**What is asked:** Write out the records word for word, with no pictures.

A block of data:

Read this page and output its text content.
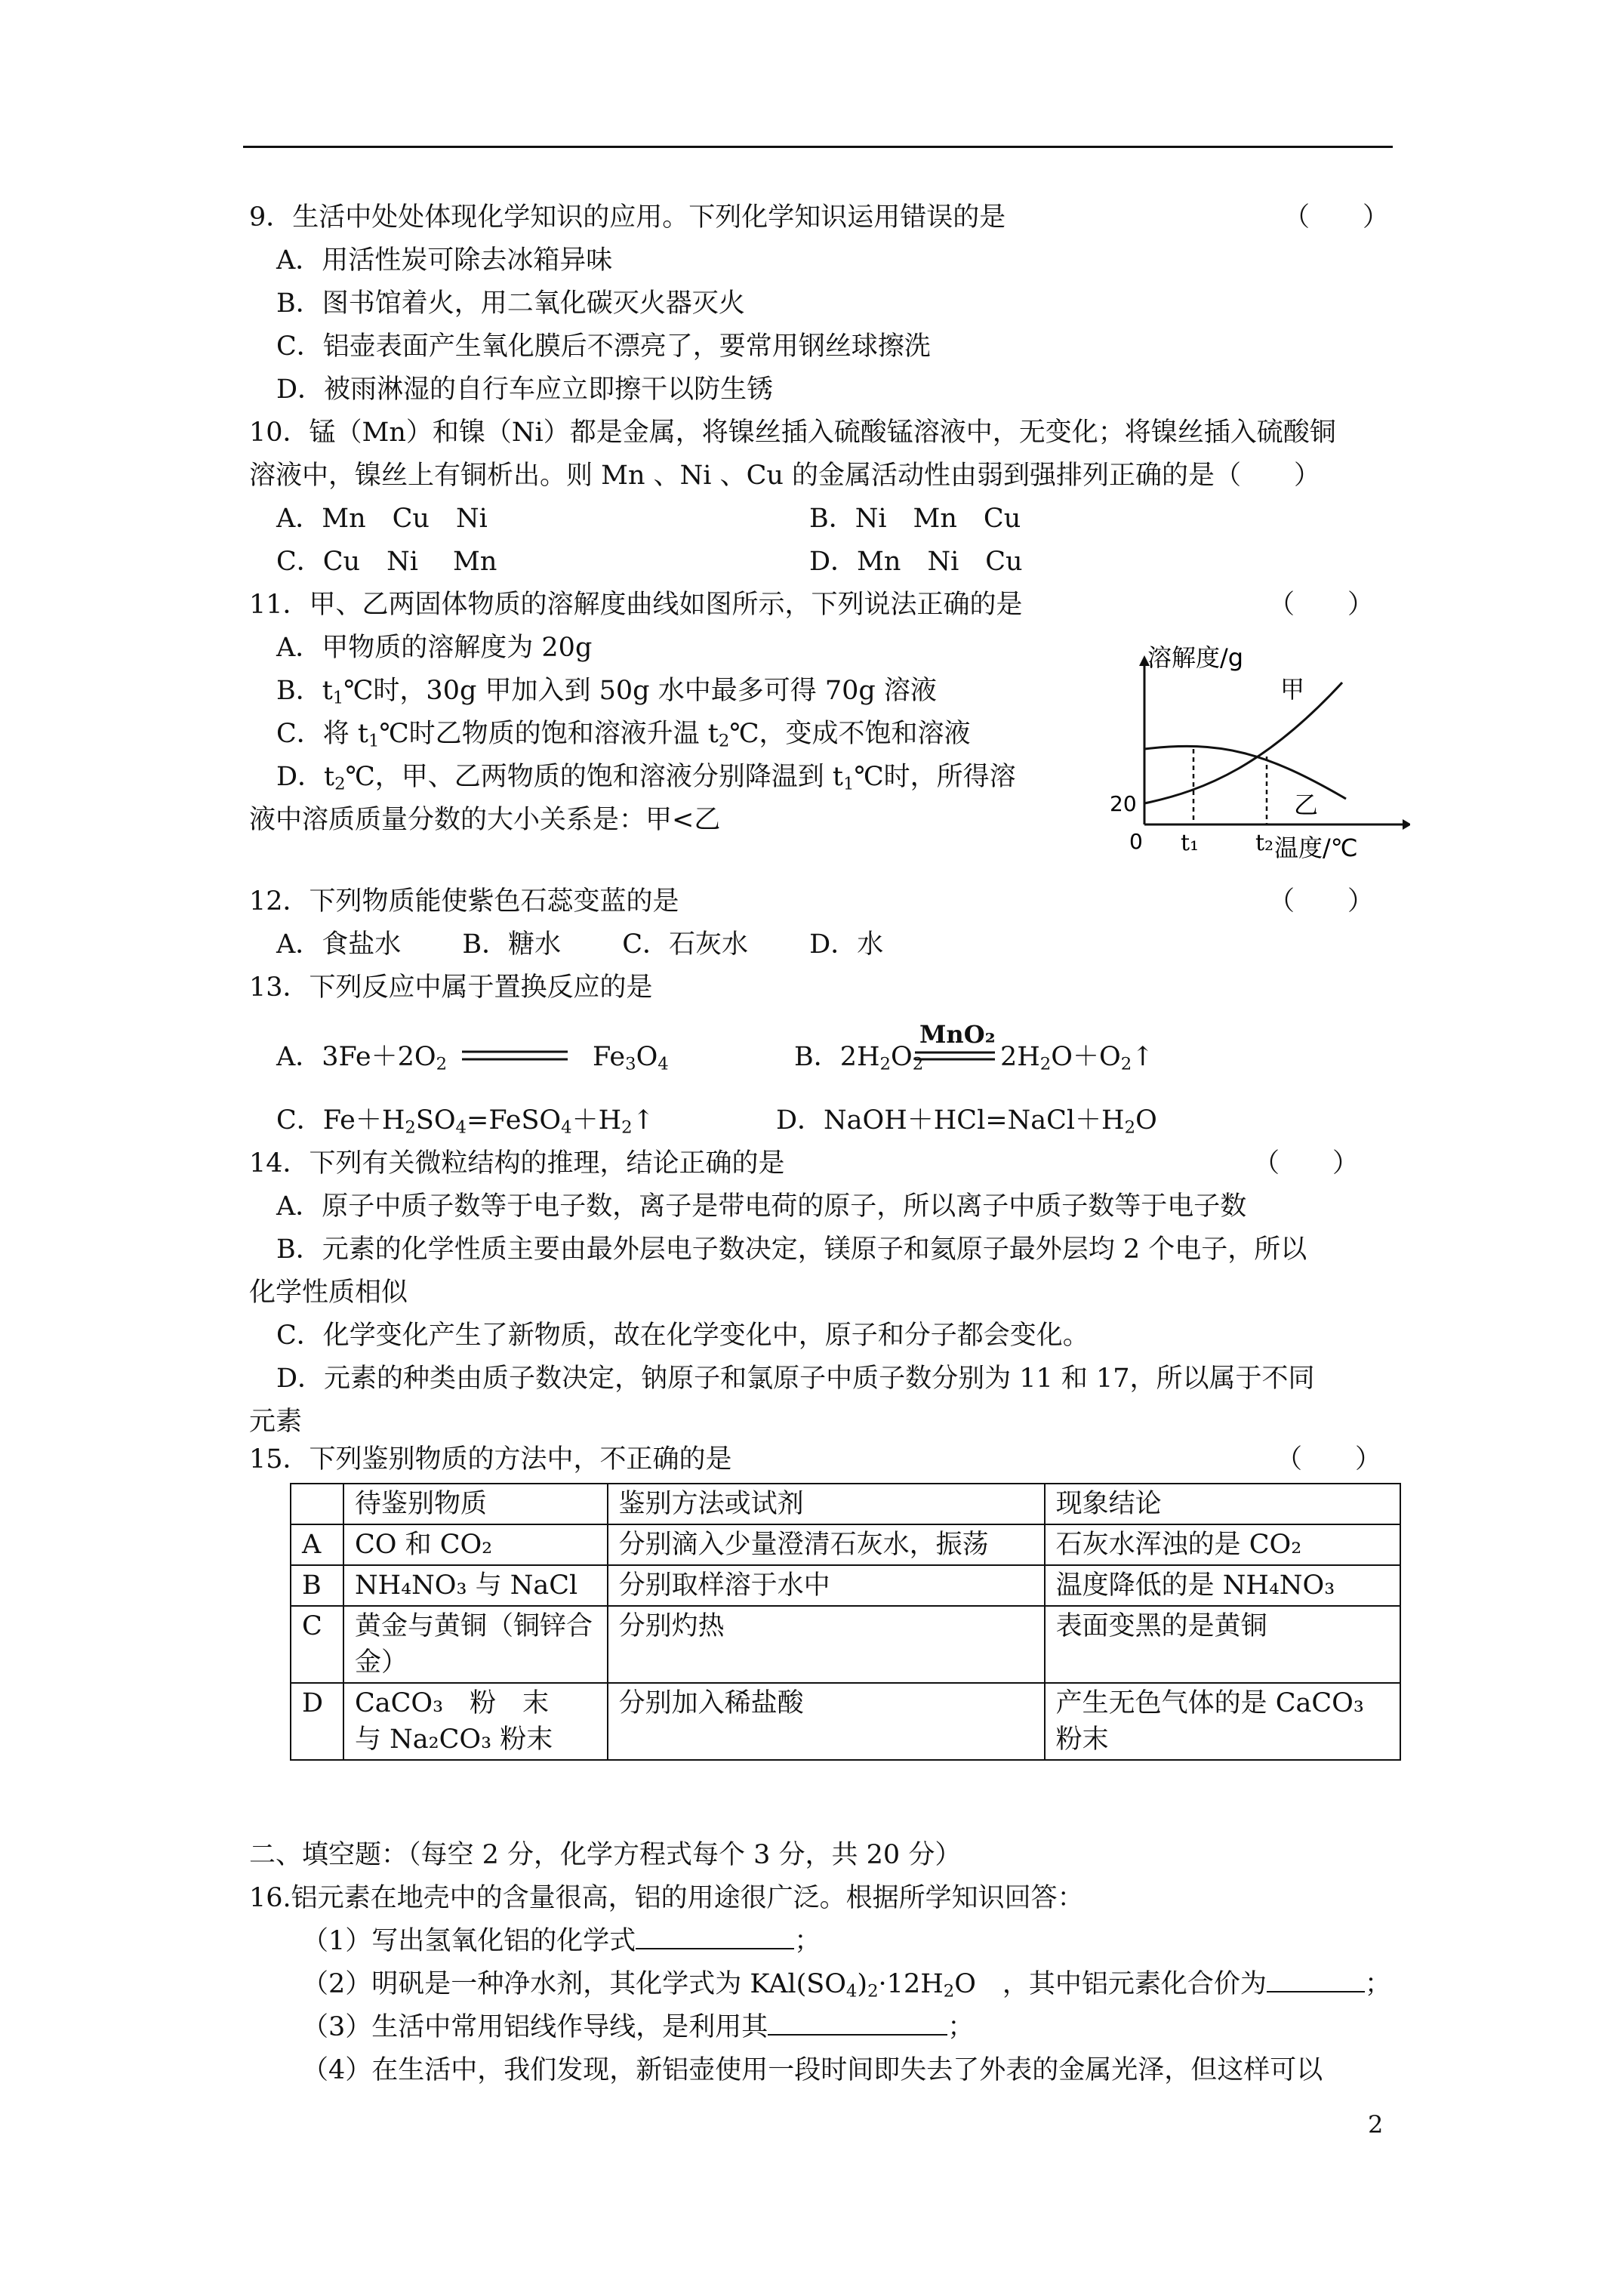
9．生活中处处体现化学知识的应用。下列化学知识运用错误的是	（　　）
A．用活性炭可除去冰箱异味
B．图书馆着火，用二氧化碳灭火器灭火
C．铝壶表面产生氧化膜后不漂亮了，要常用钢丝球擦洗
D．被雨淋湿的自行车应立即擦干以防生锈
10．锰（Mn）和镍（Ni）都是金属，将镍丝插入硫酸锰溶液中，无变化；将镍丝插入硫酸铜
溶液中，镍丝上有铜析出。则 Mn 、Ni 、Cu 的金属活动性由弱到强排列正确的是（　　）
A．Mn　Cu　Ni	B．Ni　Mn　Cu
C．Cu　Ni　 Mn	D．Mn　Ni　Cu
11．甲、乙两固体物质的溶解度曲线如图所示，下列说法正确的是	（　　）
A．甲物质的溶解度为 20g
B．$t_1℃$时，30g 甲加入到 50g 水中最多可得 70g 溶液
C．将 $t_1℃$时乙物质的饱和溶液升温 $t_2℃$，变成不饱和溶液
D．$t_2℃$，甲、乙两物质的饱和溶液分别降温到 $t_1℃$时，所得溶
液中溶质质量分数的大小关系是：甲<乙
溶解度/g
温度/℃
0
20
t₁ t₂
甲
乙
12．下列物质能使紫色石蕊变蓝的是	（　　）
A．食盐水　　 B．糖水　　 C．石灰水　　 D．水
13．下列反应中属于置换反应的是
A．$3Fe+2O_2$	$Fe_3O_4$	B．$2H_2O_2$
MnO₂
$2H_2O+O_2↑$
C．$Fe+H_2SO_4=FeSO_4+H_2↑$	D．$NaOH+HCl=NaCl+H_2O$
14．下列有关微粒结构的推理，结论正确的是	（　　）
A．原子中质子数等于电子数，离子是带电荷的原子，所以离子中质子数等于电子数
B．元素的化学性质主要由最外层电子数决定，镁原子和氦原子最外层均 2 个电子，所以
化学性质相似
C．化学变化产生了新物质，故在化学变化中，原子和分子都会变化。
D．元素的种类由质子数决定，钠原子和氯原子中质子数分别为 11 和 17，所以属于不同
元素
15．下列鉴别物质的方法中，不正确的是	（　　）
	待鉴别物质	鉴别方法或试剂	现象结论
A	CO 和 CO₂	分别滴入少量澄清石灰水，振荡	石灰水浑浊的是 CO₂
B	NH₄NO₃ 与 NaCl	分别取样溶于水中	温度降低的是 NH₄NO₃
C	黄金与黄铜（铜锌合金）	分别灼热	表面变黑的是黄铜
D	CaCO₃　粉　末　与 Na₂CO₃ 粉末	分别加入稀盐酸	产生无色气体的是 CaCO₃ 粉末
二、填空题：（每空 2 分，化学方程式每个 3 分，共 20 分）
16.铝元素在地壳中的含量很高，铝的用途很广泛。根据所学知识回答：
（1）写出氢氧化铝的化学式	；
（2）明矾是一种净水剂，其化学式为 $KAl(SO_4)_2\cdot 12H_2O$　，其中铝元素化合价为	；
（3）生活中常用铝线作导线，是利用其	；
（4）在生活中，我们发现，新铝壶使用一段时间即失去了外表的金属光泽，但这样可以
2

**Output below:**
Read this page and output its text content.
9．生活中处处体现化学知识的应用。下列化学知识运用错误的是	（　　）
A．用活性炭可除去冰箱异味
B．图书馆着火，用二氧化碳灭火器灭火
C．铝壶表面产生氧化膜后不漂亮了，要常用钢丝球擦洗
D．被雨淋湿的自行车应立即擦干以防生锈
10．锰（Mn）和镍（Ni）都是金属，将镍丝插入硫酸锰溶液中，无变化；将镍丝插入硫酸铜
溶液中，镍丝上有铜析出。则 Mn 、Ni 、Cu 的金属活动性由弱到强排列正确的是（　　）
A．Mn　Cu　Ni	B．Ni　Mn　Cu
C．Cu　Ni　 Mn	D．Mn　Ni　Cu
11．甲、乙两固体物质的溶解度曲线如图所示，下列说法正确的是	（　　）
A．甲物质的溶解度为 20g
B．$t_1℃$时，30g 甲加入到 50g 水中最多可得 70g 溶液
C．将 $t_1℃$时乙物质的饱和溶液升温 $t_2℃$，变成不饱和溶液
D．$t_2℃$，甲、乙两物质的饱和溶液分别降温到 $t_1℃$时，所得溶
液中溶质质量分数的大小关系是：甲<乙
溶解度/g
温度/℃
0
20
t₁ t₂
甲
乙
12．下列物质能使紫色石蕊变蓝的是	（　　）
A．食盐水　　 B．糖水　　 C．石灰水　　 D．水
13．下列反应中属于置换反应的是
A．$3Fe+2O_2$	$Fe_3O_4$	B．$2H_2O_2$
MnO₂
$2H_2O+O_2↑$
C．$Fe+H_2SO_4=FeSO_4+H_2↑$	D．$NaOH+HCl=NaCl+H_2O$
14．下列有关微粒结构的推理，结论正确的是	（　　）
A．原子中质子数等于电子数，离子是带电荷的原子，所以离子中质子数等于电子数
B．元素的化学性质主要由最外层电子数决定，镁原子和氦原子最外层均 2 个电子，所以
化学性质相似
C．化学变化产生了新物质，故在化学变化中，原子和分子都会变化。
D．元素的种类由质子数决定，钠原子和氯原子中质子数分别为 11 和 17，所以属于不同
元素
15．下列鉴别物质的方法中，不正确的是	（　　）
	待鉴别物质	鉴别方法或试剂	现象结论
A	CO 和 CO₂	分别滴入少量澄清石灰水，振荡	石灰水浑浊的是 CO₂
B	NH₄NO₃ 与 NaCl	分别取样溶于水中	温度降低的是 NH₄NO₃
C	黄金与黄铜（铜锌合金）	分别灼热	表面变黑的是黄铜
D	CaCO₃　粉　末　与 Na₂CO₃ 粉末	分别加入稀盐酸	产生无色气体的是 CaCO₃ 粉末
二、填空题：（每空 2 分，化学方程式每个 3 分，共 20 分）
16.铝元素在地壳中的含量很高，铝的用途很广泛。根据所学知识回答：
（1）写出氢氧化铝的化学式	；
（2）明矾是一种净水剂，其化学式为 $KAl(SO_4)_2\cdot 12H_2O$　，其中铝元素化合价为	；
（3）生活中常用铝线作导线，是利用其	；
（4）在生活中，我们发现，新铝壶使用一段时间即失去了外表的金属光泽，但这样可以
2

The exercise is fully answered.